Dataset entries
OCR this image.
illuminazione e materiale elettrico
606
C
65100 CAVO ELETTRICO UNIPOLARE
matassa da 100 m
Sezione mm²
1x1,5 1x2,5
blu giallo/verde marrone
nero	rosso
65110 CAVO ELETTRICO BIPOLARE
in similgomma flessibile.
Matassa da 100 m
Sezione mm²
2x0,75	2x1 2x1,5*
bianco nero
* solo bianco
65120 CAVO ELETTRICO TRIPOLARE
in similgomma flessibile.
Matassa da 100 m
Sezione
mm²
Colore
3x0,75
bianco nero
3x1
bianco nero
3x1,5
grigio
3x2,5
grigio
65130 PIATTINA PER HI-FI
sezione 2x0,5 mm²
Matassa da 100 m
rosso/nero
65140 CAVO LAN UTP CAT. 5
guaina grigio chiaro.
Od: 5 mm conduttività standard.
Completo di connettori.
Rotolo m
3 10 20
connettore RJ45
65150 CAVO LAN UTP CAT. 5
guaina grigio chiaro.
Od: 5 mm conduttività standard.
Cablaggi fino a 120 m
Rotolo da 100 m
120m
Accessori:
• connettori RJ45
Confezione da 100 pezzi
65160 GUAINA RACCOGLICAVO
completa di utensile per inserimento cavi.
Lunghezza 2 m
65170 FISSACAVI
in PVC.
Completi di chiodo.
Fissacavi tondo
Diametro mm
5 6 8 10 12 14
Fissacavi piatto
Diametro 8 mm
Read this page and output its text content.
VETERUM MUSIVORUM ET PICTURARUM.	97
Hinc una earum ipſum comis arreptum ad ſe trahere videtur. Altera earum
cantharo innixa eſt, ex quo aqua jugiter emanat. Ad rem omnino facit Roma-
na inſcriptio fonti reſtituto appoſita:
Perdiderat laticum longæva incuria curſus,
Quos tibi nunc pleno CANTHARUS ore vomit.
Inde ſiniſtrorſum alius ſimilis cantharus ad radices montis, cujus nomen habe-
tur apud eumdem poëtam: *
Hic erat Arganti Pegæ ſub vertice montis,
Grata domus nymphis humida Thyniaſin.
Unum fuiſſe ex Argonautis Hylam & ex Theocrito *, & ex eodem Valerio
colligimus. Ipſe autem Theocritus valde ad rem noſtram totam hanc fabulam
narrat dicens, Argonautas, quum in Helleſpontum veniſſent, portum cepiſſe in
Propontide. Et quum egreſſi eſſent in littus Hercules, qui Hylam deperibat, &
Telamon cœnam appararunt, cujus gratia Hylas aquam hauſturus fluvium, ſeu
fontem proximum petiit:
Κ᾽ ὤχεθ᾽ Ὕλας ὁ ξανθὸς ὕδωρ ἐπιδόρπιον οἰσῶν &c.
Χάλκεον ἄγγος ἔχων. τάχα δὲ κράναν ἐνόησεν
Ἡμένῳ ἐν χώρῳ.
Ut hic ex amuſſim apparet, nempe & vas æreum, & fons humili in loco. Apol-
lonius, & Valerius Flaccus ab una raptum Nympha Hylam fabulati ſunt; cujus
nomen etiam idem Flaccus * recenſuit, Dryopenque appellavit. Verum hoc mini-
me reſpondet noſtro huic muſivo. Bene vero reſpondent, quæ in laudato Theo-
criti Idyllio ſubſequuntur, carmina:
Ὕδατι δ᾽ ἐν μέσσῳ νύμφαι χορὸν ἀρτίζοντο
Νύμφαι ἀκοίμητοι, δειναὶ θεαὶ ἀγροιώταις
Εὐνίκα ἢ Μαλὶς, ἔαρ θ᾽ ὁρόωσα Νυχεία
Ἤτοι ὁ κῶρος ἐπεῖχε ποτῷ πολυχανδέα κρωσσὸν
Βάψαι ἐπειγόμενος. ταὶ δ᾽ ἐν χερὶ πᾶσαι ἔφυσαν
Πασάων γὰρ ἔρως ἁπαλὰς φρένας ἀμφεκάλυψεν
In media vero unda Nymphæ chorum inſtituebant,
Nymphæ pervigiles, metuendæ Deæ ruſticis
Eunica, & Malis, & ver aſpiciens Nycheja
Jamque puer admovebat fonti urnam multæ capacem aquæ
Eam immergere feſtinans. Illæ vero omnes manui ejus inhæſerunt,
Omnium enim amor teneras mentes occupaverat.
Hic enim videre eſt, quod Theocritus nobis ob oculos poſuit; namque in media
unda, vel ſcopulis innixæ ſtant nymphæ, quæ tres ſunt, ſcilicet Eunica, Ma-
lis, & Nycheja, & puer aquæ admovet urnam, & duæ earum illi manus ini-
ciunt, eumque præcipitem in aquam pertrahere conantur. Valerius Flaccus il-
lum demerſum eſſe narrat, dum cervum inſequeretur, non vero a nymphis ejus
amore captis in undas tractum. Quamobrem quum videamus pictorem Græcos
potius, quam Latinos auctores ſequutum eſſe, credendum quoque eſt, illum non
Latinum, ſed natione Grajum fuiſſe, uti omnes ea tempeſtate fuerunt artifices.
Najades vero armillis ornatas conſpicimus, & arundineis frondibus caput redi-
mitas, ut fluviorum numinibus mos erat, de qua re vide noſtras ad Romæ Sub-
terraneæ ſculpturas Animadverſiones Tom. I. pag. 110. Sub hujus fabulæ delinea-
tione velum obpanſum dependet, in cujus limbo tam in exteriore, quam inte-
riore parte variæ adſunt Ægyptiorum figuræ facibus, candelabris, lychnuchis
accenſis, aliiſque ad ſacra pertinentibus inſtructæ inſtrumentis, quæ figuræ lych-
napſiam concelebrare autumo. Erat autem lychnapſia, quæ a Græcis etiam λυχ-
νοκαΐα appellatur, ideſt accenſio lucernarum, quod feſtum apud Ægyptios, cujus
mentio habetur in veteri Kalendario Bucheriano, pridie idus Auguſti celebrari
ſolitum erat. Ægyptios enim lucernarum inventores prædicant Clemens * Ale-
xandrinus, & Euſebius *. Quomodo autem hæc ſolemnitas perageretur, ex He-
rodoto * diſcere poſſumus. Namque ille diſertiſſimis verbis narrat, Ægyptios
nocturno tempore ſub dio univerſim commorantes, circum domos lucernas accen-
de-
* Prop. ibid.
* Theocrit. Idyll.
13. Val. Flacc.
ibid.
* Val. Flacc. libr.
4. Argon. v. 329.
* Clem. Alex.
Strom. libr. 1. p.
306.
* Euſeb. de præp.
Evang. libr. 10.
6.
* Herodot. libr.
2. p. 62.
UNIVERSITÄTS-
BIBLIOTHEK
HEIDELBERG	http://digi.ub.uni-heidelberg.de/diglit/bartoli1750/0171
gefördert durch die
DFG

Exercise
Return the entries in full, keeping every line exactly as it is.

Result of the task
OCR this image.
illuminazione e materiale elettrico
606
C
65100 CAVO ELETTRICO UNIPOLARE
matassa da 100 m
Sezione mm²
1x1,5 1x2,5
blu giallo/verde marrone
nero	rosso
65110 CAVO ELETTRICO BIPOLARE
in similgomma flessibile.
Matassa da 100 m
Sezione mm²
2x0,75	2x1 2x1,5*
bianco nero
* solo bianco
65120 CAVO ELETTRICO TRIPOLARE
in similgomma flessibile.
Matassa da 100 m
Sezione
mm²
Colore
3x0,75
bianco nero
3x1
bianco nero
3x1,5
grigio
3x2,5
grigio
65130 PIATTINA PER HI-FI
sezione 2x0,5 mm²
Matassa da 100 m
rosso/nero
65140 CAVO LAN UTP CAT. 5
guaina grigio chiaro.
Od: 5 mm conduttività standard.
Completo di connettori.
Rotolo m
3 10 20
connettore RJ45
65150 CAVO LAN UTP CAT. 5
guaina grigio chiaro.
Od: 5 mm conduttività standard.
Cablaggi fino a 120 m
Rotolo da 100 m
120m
Accessori:
• connettori RJ45
Confezione da 100 pezzi
65160 GUAINA RACCOGLICAVO
completa di utensile per inserimento cavi.
Lunghezza 2 m
65170 FISSACAVI
in PVC.
Completi di chiodo.
Fissacavi tondo
Diametro mm
5 6 8 10 12 14
Fissacavi piatto
Diametro 8 mm
Read this page and output its text content.
VETERUM MUSIVORUM ET PICTURARUM.	97
Hinc una earum ipſum comis arreptum ad ſe trahere videtur. Altera earum
cantharo innixa eſt, ex quo aqua jugiter emanat. Ad rem omnino facit Roma-
na inſcriptio fonti reſtituto appoſita:
Perdiderat laticum longæva incuria curſus,
Quos tibi nunc pleno CANTHARUS ore vomit.
Inde ſiniſtrorſum alius ſimilis cantharus ad radices montis, cujus nomen habe-
tur apud eumdem poëtam: *
Hic erat Arganti Pegæ ſub vertice montis,
Grata domus nymphis humida Thyniaſin.
Unum fuiſſe ex Argonautis Hylam & ex Theocrito *, & ex eodem Valerio
colligimus. Ipſe autem Theocritus valde ad rem noſtram totam hanc fabulam
narrat dicens, Argonautas, quum in Helleſpontum veniſſent, portum cepiſſe in
Propontide. Et quum egreſſi eſſent in littus Hercules, qui Hylam deperibat, &
Telamon cœnam appararunt, cujus gratia Hylas aquam hauſturus fluvium, ſeu
fontem proximum petiit:
Κ᾽ ὤχεθ᾽ Ὕλας ὁ ξανθὸς ὕδωρ ἐπιδόρπιον οἰσῶν &c.
Χάλκεον ἄγγος ἔχων. τάχα δὲ κράναν ἐνόησεν
Ἡμένῳ ἐν χώρῳ.
Ut hic ex amuſſim apparet, nempe & vas æreum, & fons humili in loco. Apol-
lonius, & Valerius Flaccus ab una raptum Nympha Hylam fabulati ſunt; cujus
nomen etiam idem Flaccus * recenſuit, Dryopenque appellavit. Verum hoc mini-
me reſpondet noſtro huic muſivo. Bene vero reſpondent, quæ in laudato Theo-
criti Idyllio ſubſequuntur, carmina:
Ὕδατι δ᾽ ἐν μέσσῳ νύμφαι χορὸν ἀρτίζοντο
Νύμφαι ἀκοίμητοι, δειναὶ θεαὶ ἀγροιώταις
Εὐνίκα ἢ Μαλὶς, ἔαρ θ᾽ ὁρόωσα Νυχεία
Ἤτοι ὁ κῶρος ἐπεῖχε ποτῷ πολυχανδέα κρωσσὸν
Βάψαι ἐπειγόμενος. ταὶ δ᾽ ἐν χερὶ πᾶσαι ἔφυσαν
Πασάων γὰρ ἔρως ἁπαλὰς φρένας ἀμφεκάλυψεν
In media vero unda Nymphæ chorum inſtituebant,
Nymphæ pervigiles, metuendæ Deæ ruſticis
Eunica, & Malis, & ver aſpiciens Nycheja
Jamque puer admovebat fonti urnam multæ capacem aquæ
Eam immergere feſtinans. Illæ vero omnes manui ejus inhæſerunt,
Omnium enim amor teneras mentes occupaverat.
Hic enim videre eſt, quod Theocritus nobis ob oculos poſuit; namque in media
unda, vel ſcopulis innixæ ſtant nymphæ, quæ tres ſunt, ſcilicet Eunica, Ma-
lis, & Nycheja, & puer aquæ admovet urnam, & duæ earum illi manus ini-
ciunt, eumque præcipitem in aquam pertrahere conantur. Valerius Flaccus il-
lum demerſum eſſe narrat, dum cervum inſequeretur, non vero a nymphis ejus
amore captis in undas tractum. Quamobrem quum videamus pictorem Græcos
potius, quam Latinos auctores ſequutum eſſe, credendum quoque eſt, illum non
Latinum, ſed natione Grajum fuiſſe, uti omnes ea tempeſtate fuerunt artifices.
Najades vero armillis ornatas conſpicimus, & arundineis frondibus caput redi-
mitas, ut fluviorum numinibus mos erat, de qua re vide noſtras ad Romæ Sub-
terraneæ ſculpturas Animadverſiones Tom. I. pag. 110. Sub hujus fabulæ delinea-
tione velum obpanſum dependet, in cujus limbo tam in exteriore, quam inte-
riore parte variæ adſunt Ægyptiorum figuræ facibus, candelabris, lychnuchis
accenſis, aliiſque ad ſacra pertinentibus inſtructæ inſtrumentis, quæ figuræ lych-
napſiam concelebrare autumo. Erat autem lychnapſia, quæ a Græcis etiam λυχ-
νοκαΐα appellatur, ideſt accenſio lucernarum, quod feſtum apud Ægyptios, cujus
mentio habetur in veteri Kalendario Bucheriano, pridie idus Auguſti celebrari
ſolitum erat. Ægyptios enim lucernarum inventores prædicant Clemens * Ale-
xandrinus, & Euſebius *. Quomodo autem hæc ſolemnitas perageretur, ex He-
rodoto * diſcere poſſumus. Namque ille diſertiſſimis verbis narrat, Ægyptios
nocturno tempore ſub dio univerſim commorantes, circum domos lucernas accen-
de-
* Prop. ibid.
* Theocrit. Idyll.
13. Val. Flacc.
ibid.
* Val. Flacc. libr.
4. Argon. v. 329.
* Clem. Alex.
Strom. libr. 1. p.
306.
* Euſeb. de præp.
Evang. libr. 10.
6.
* Herodot. libr.
2. p. 62.
UNIVERSITÄTS-
BIBLIOTHEK
HEIDELBERG	http://digi.ub.uni-heidelberg.de/diglit/bartoli1750/0171
gefördert durch die
DFG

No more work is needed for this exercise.